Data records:

[start]

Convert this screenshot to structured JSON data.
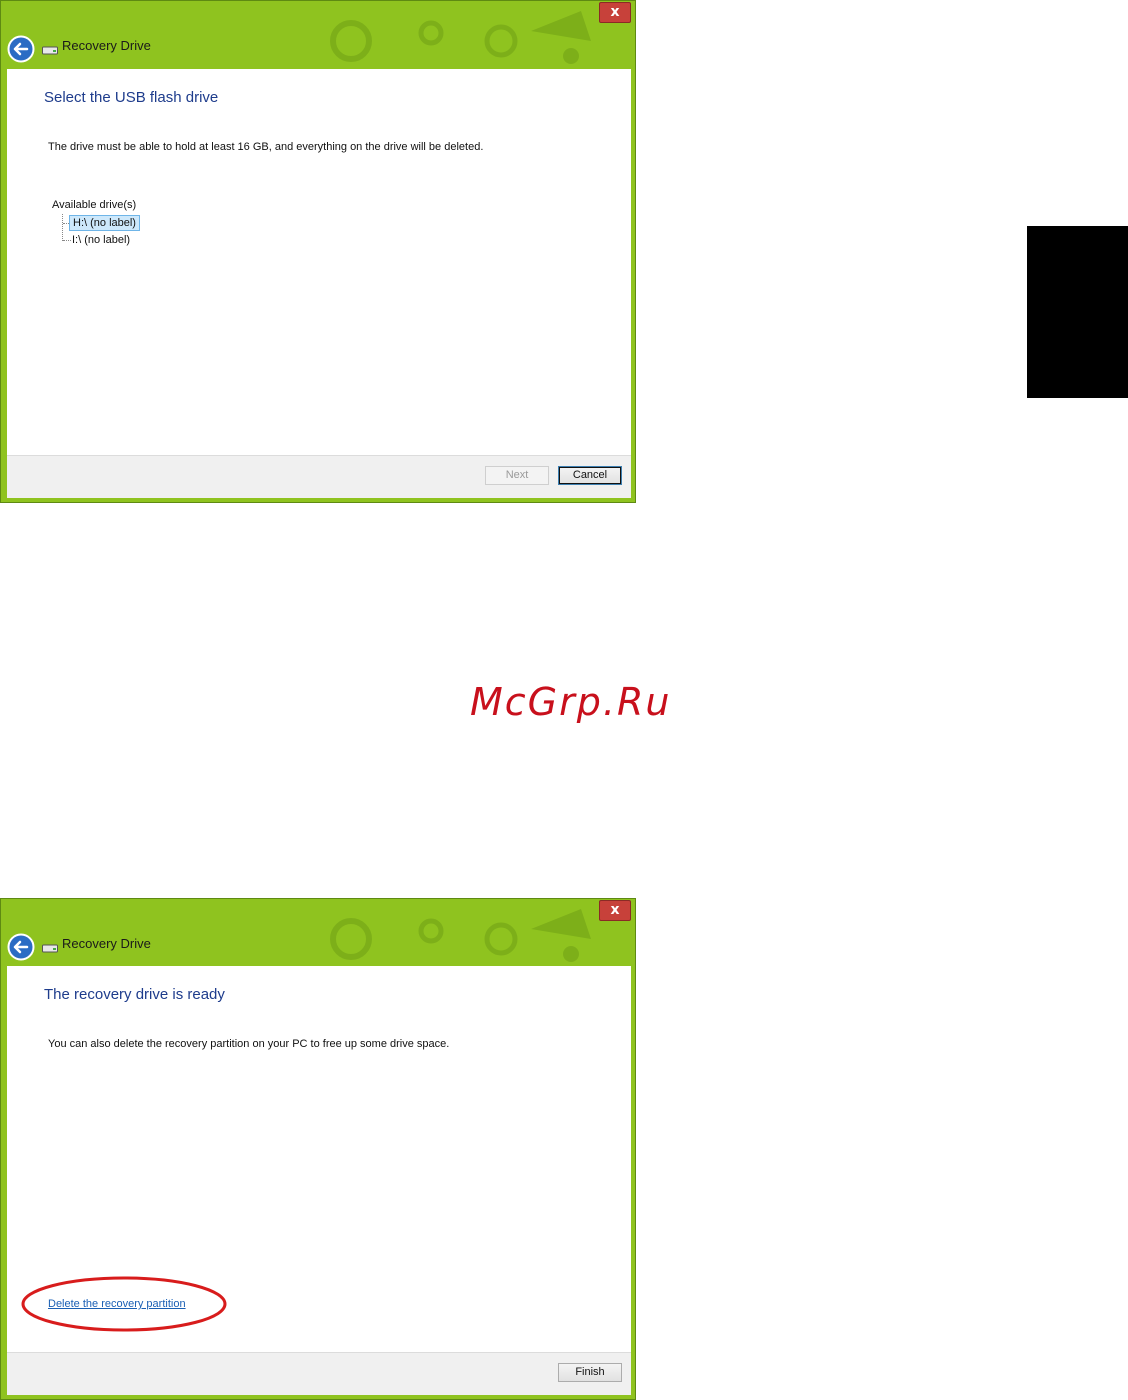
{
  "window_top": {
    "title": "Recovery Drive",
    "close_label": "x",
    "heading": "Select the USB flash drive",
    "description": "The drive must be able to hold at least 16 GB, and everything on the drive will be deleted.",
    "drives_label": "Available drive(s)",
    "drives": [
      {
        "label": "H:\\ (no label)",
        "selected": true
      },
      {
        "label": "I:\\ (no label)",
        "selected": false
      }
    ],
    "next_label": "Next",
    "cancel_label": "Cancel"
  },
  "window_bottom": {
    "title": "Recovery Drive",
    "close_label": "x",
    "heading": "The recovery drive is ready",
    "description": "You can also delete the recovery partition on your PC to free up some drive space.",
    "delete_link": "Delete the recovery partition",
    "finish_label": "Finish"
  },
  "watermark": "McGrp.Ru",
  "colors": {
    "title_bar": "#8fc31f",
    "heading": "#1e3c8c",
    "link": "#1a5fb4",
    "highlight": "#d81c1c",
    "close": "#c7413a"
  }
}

[end]

Copy all lines from the material that include "heading".

    "heading": "Select the USB flash drive",
    "heading": "The recovery drive is ready",
    "heading": "#1e3c8c",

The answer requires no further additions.